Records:

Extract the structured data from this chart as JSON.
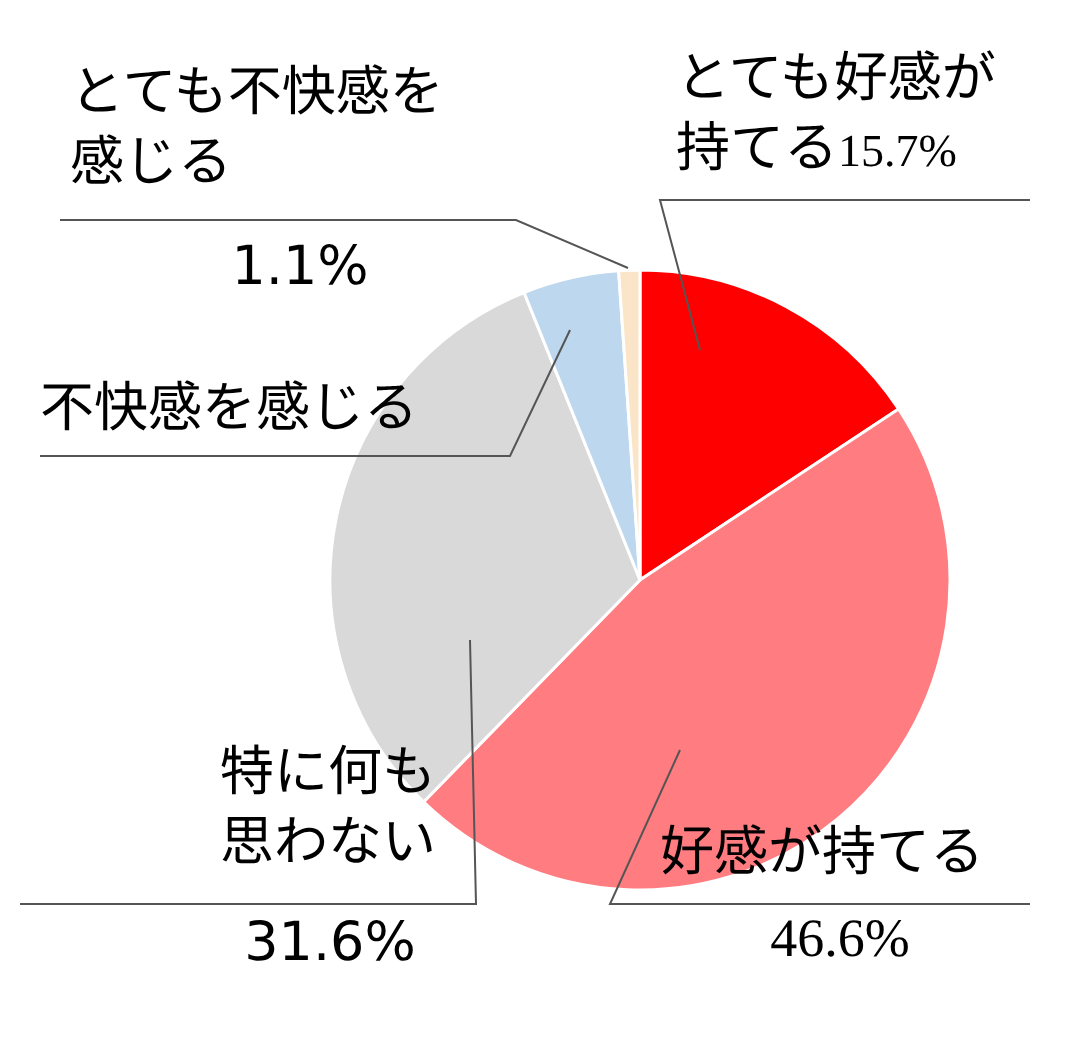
{
  "chart_data": {
    "type": "pie",
    "categories": [
      "とても好感が持てる",
      "好感が持てる",
      "特に何も思わない",
      "不快感を感じる",
      "とても不快感を感じる"
    ],
    "values": [
      15.7,
      46.6,
      31.6,
      5.0,
      1.1
    ],
    "colors": [
      "#ff0000",
      "#ff7c80",
      "#d9d9d9",
      "#bdd7ee",
      "#fbe5c8"
    ],
    "value_labels": [
      "15.7%",
      "46.6%",
      "31.6%",
      null,
      "1.1%"
    ]
  }
}
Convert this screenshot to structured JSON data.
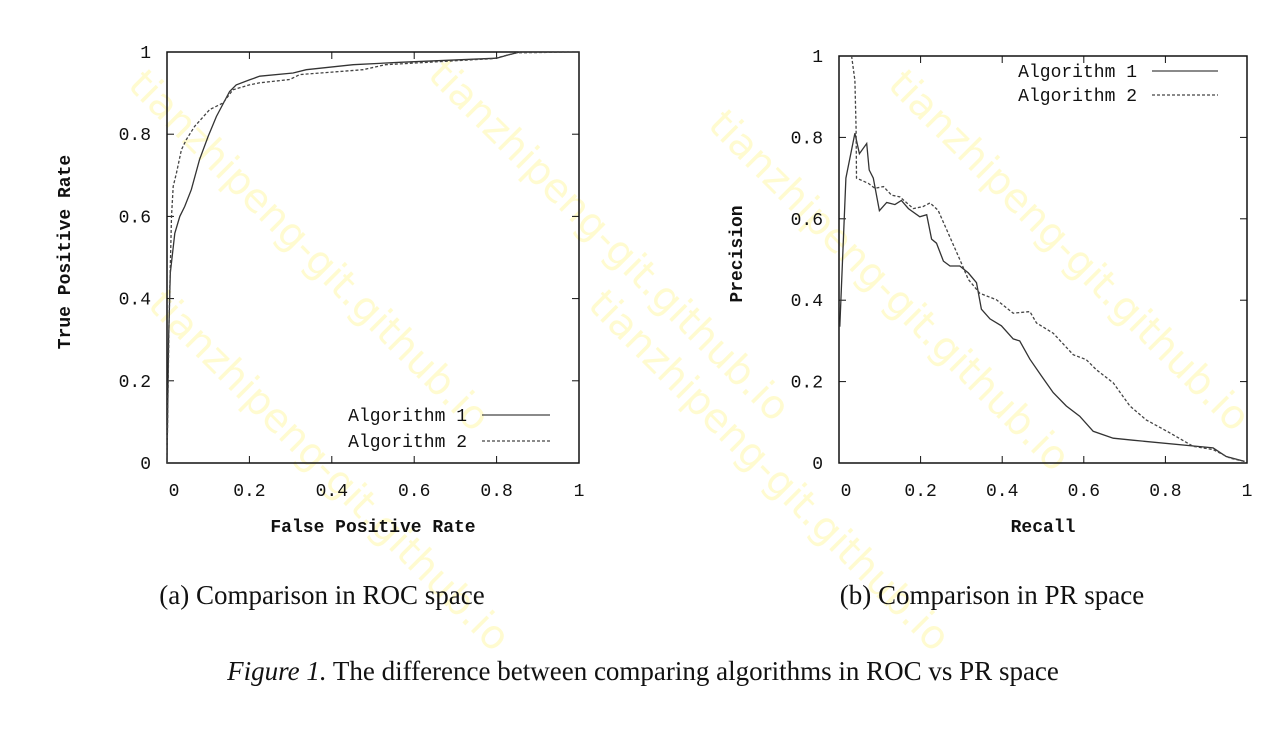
{
  "watermark": "tianzhipeng-git.github.io",
  "figure_caption": {
    "label": "Figure 1.",
    "text": " The difference between comparing algorithms in ROC vs PR space"
  },
  "chart_data": [
    {
      "type": "line",
      "caption": "(a) Comparison in ROC space",
      "xlabel": "False Positive Rate",
      "ylabel": "True Positive Rate",
      "xlim": [
        0,
        1
      ],
      "ylim": [
        0,
        1
      ],
      "xticks": [
        "0",
        "0.2",
        "0.4",
        "0.6",
        "0.8",
        "1"
      ],
      "yticks": [
        "0",
        "0.2",
        "0.4",
        "0.6",
        "0.8",
        "1"
      ],
      "grid": false,
      "legend": "bottom-right",
      "series": [
        {
          "name": "Algorithm 1",
          "style": "solid",
          "x": [
            0,
            0.004,
            0.008,
            0.019,
            0.031,
            0.043,
            0.059,
            0.079,
            0.1,
            0.12,
            0.152,
            0.168,
            0.2,
            0.225,
            0.306,
            0.338,
            0.452,
            0.565,
            0.8,
            0.832,
            0.857,
            1
          ],
          "y": [
            0,
            0.3,
            0.462,
            0.559,
            0.6,
            0.624,
            0.665,
            0.738,
            0.795,
            0.843,
            0.904,
            0.92,
            0.932,
            0.941,
            0.949,
            0.957,
            0.969,
            0.975,
            0.985,
            0.994,
            1,
            1
          ]
        },
        {
          "name": "Algorithm 2",
          "style": "dashed",
          "x": [
            0,
            0.005,
            0.011,
            0.015,
            0.023,
            0.035,
            0.047,
            0.067,
            0.104,
            0.136,
            0.16,
            0.2,
            0.225,
            0.298,
            0.322,
            0.476,
            0.53,
            0.792,
            0.849,
            1
          ],
          "y": [
            0,
            0.352,
            0.6,
            0.673,
            0.706,
            0.762,
            0.787,
            0.819,
            0.86,
            0.876,
            0.908,
            0.92,
            0.925,
            0.933,
            0.945,
            0.957,
            0.969,
            0.984,
            0.998,
            1
          ]
        }
      ]
    },
    {
      "type": "line",
      "caption": "(b) Comparison in PR space",
      "xlabel": "Recall",
      "ylabel": "Precision",
      "xlim": [
        0,
        1
      ],
      "ylim": [
        0,
        1
      ],
      "xticks": [
        "0",
        "0.2",
        "0.4",
        "0.6",
        "0.8",
        "1"
      ],
      "yticks": [
        "0",
        "0.2",
        "0.4",
        "0.6",
        "0.8",
        "1"
      ],
      "grid": false,
      "legend": "top-right",
      "series": [
        {
          "name": "Algorithm 1",
          "style": "solid",
          "x": [
            0.002,
            0.017,
            0.039,
            0.05,
            0.068,
            0.074,
            0.084,
            0.099,
            0.117,
            0.137,
            0.153,
            0.17,
            0.198,
            0.215,
            0.227,
            0.239,
            0.256,
            0.272,
            0.296,
            0.317,
            0.337,
            0.349,
            0.37,
            0.398,
            0.427,
            0.443,
            0.468,
            0.496,
            0.525,
            0.557,
            0.59,
            0.623,
            0.672,
            0.72,
            0.917,
            0.949,
            0.994
          ],
          "y": [
            0.335,
            0.7,
            0.81,
            0.76,
            0.785,
            0.72,
            0.7,
            0.62,
            0.64,
            0.635,
            0.645,
            0.625,
            0.605,
            0.61,
            0.55,
            0.54,
            0.496,
            0.484,
            0.484,
            0.467,
            0.443,
            0.378,
            0.354,
            0.337,
            0.305,
            0.3,
            0.255,
            0.214,
            0.173,
            0.14,
            0.115,
            0.078,
            0.061,
            0.056,
            0.037,
            0.016,
            0.004
          ]
        },
        {
          "name": "Algorithm 2",
          "style": "dashed",
          "x": [
            0.031,
            0.039,
            0.042,
            0.043,
            0.072,
            0.088,
            0.109,
            0.129,
            0.149,
            0.182,
            0.206,
            0.223,
            0.243,
            0.264,
            0.296,
            0.317,
            0.345,
            0.386,
            0.427,
            0.468,
            0.484,
            0.525,
            0.574,
            0.606,
            0.631,
            0.672,
            0.713,
            0.753,
            0.811,
            0.868,
            0.917,
            0.958,
            0.994
          ],
          "y": [
            1.0,
            0.94,
            0.82,
            0.7,
            0.687,
            0.675,
            0.679,
            0.658,
            0.654,
            0.625,
            0.63,
            0.639,
            0.621,
            0.573,
            0.5,
            0.451,
            0.417,
            0.401,
            0.368,
            0.372,
            0.344,
            0.319,
            0.266,
            0.254,
            0.229,
            0.197,
            0.14,
            0.106,
            0.074,
            0.041,
            0.033,
            0.012,
            0.004
          ]
        }
      ]
    }
  ]
}
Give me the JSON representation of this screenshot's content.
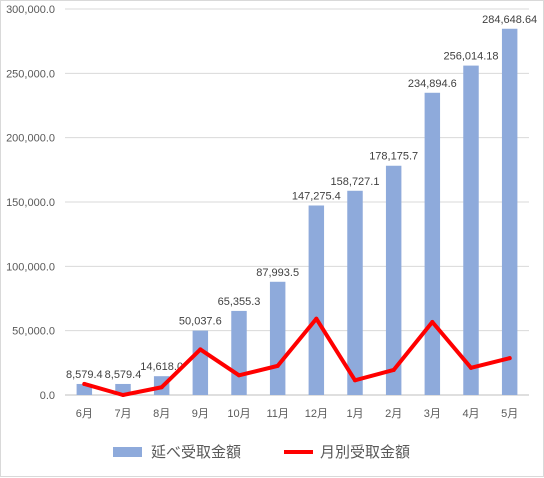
{
  "chart_data": {
    "type": "bar",
    "categories": [
      "6月",
      "7月",
      "8月",
      "9月",
      "10月",
      "11月",
      "12月",
      "1月",
      "2月",
      "3月",
      "4月",
      "5月"
    ],
    "series": [
      {
        "name": "延べ受取金額",
        "type": "bar",
        "color": "#8eaadb",
        "values": [
          8579.4,
          8579.4,
          14618.0,
          50037.6,
          65355.3,
          87993.5,
          147275.4,
          158727.1,
          178175.7,
          234894.6,
          256014.18,
          284648.64
        ],
        "labels": [
          "8,579.4",
          "8,579.4",
          "14,618.0",
          "50,037.6",
          "65,355.3",
          "87,993.5",
          "147,275.4",
          "158,727.1",
          "178,175.7",
          "234,894.6",
          "256,014.18",
          "284,648.64"
        ]
      },
      {
        "name": "月別受取金額",
        "type": "line",
        "color": "#ff0000",
        "values": [
          8579.4,
          0,
          6038.6,
          35419.6,
          15317.7,
          22638.2,
          59281.9,
          11451.7,
          19448.6,
          56718.9,
          21119.58,
          28634.46
        ]
      }
    ],
    "ylim": [
      0,
      300000
    ],
    "yticks": [
      0,
      50000,
      100000,
      150000,
      200000,
      250000,
      300000
    ],
    "ytick_labels": [
      "0.0",
      "50,000.0",
      "100,000.0",
      "150,000.0",
      "200,000.0",
      "250,000.0",
      "300,000.0"
    ],
    "grid": true,
    "legend_position": "bottom"
  }
}
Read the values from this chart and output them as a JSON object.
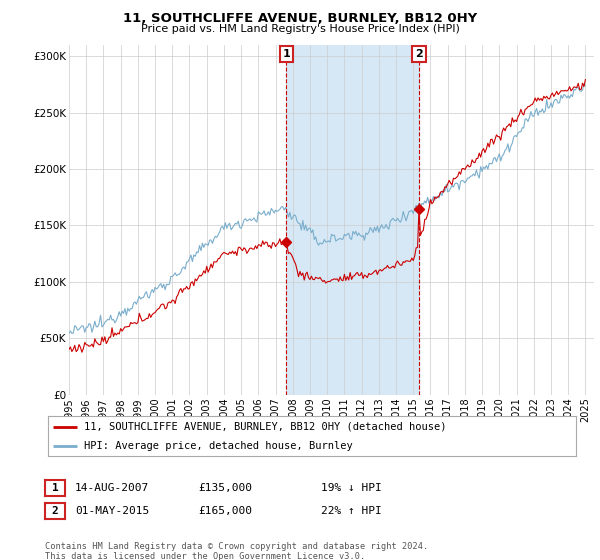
{
  "title": "11, SOUTHCLIFFE AVENUE, BURNLEY, BB12 0HY",
  "subtitle": "Price paid vs. HM Land Registry's House Price Index (HPI)",
  "ylim": [
    0,
    310000
  ],
  "xlim_start": 1995.0,
  "xlim_end": 2025.5,
  "red_color": "#cc0000",
  "blue_color": "#7aadcc",
  "sale1_x": 2007.62,
  "sale1_y": 135000,
  "sale2_x": 2015.33,
  "sale2_y": 165000,
  "highlight_color": "#d6e8f5",
  "highlight1_xstart": 2007.62,
  "highlight1_xend": 2015.33,
  "legend_line1": "11, SOUTHCLIFFE AVENUE, BURNLEY, BB12 0HY (detached house)",
  "legend_line2": "HPI: Average price, detached house, Burnley",
  "table_row1_date": "14-AUG-2007",
  "table_row1_price": "£135,000",
  "table_row1_hpi": "19% ↓ HPI",
  "table_row2_date": "01-MAY-2015",
  "table_row2_price": "£165,000",
  "table_row2_hpi": "22% ↑ HPI",
  "footer": "Contains HM Land Registry data © Crown copyright and database right 2024.\nThis data is licensed under the Open Government Licence v3.0.",
  "background_color": "#ffffff",
  "grid_color": "#cccccc"
}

- Exercise details:
Restate word for word, please, the line containing "Read the values" and all lines after it through the end of the material; the pictures do not belong in the copy.

- Task solution:
Read the values from this chart and output them as a JSON object.
{
  "title": "11, SOUTHCLIFFE AVENUE, BURNLEY, BB12 0HY",
  "subtitle": "Price paid vs. HM Land Registry's House Price Index (HPI)",
  "ylim": [
    0,
    310000
  ],
  "xlim_start": 1995.0,
  "xlim_end": 2025.5,
  "red_color": "#cc0000",
  "blue_color": "#7aadcc",
  "sale1_x": 2007.62,
  "sale1_y": 135000,
  "sale2_x": 2015.33,
  "sale2_y": 165000,
  "highlight_color": "#d6e8f5",
  "highlight1_xstart": 2007.62,
  "highlight1_xend": 2015.33,
  "legend_line1": "11, SOUTHCLIFFE AVENUE, BURNLEY, BB12 0HY (detached house)",
  "legend_line2": "HPI: Average price, detached house, Burnley",
  "table_row1_date": "14-AUG-2007",
  "table_row1_price": "£135,000",
  "table_row1_hpi": "19% ↓ HPI",
  "table_row2_date": "01-MAY-2015",
  "table_row2_price": "£165,000",
  "table_row2_hpi": "22% ↑ HPI",
  "footer": "Contains HM Land Registry data © Crown copyright and database right 2024.\nThis data is licensed under the Open Government Licence v3.0.",
  "background_color": "#ffffff",
  "grid_color": "#cccccc"
}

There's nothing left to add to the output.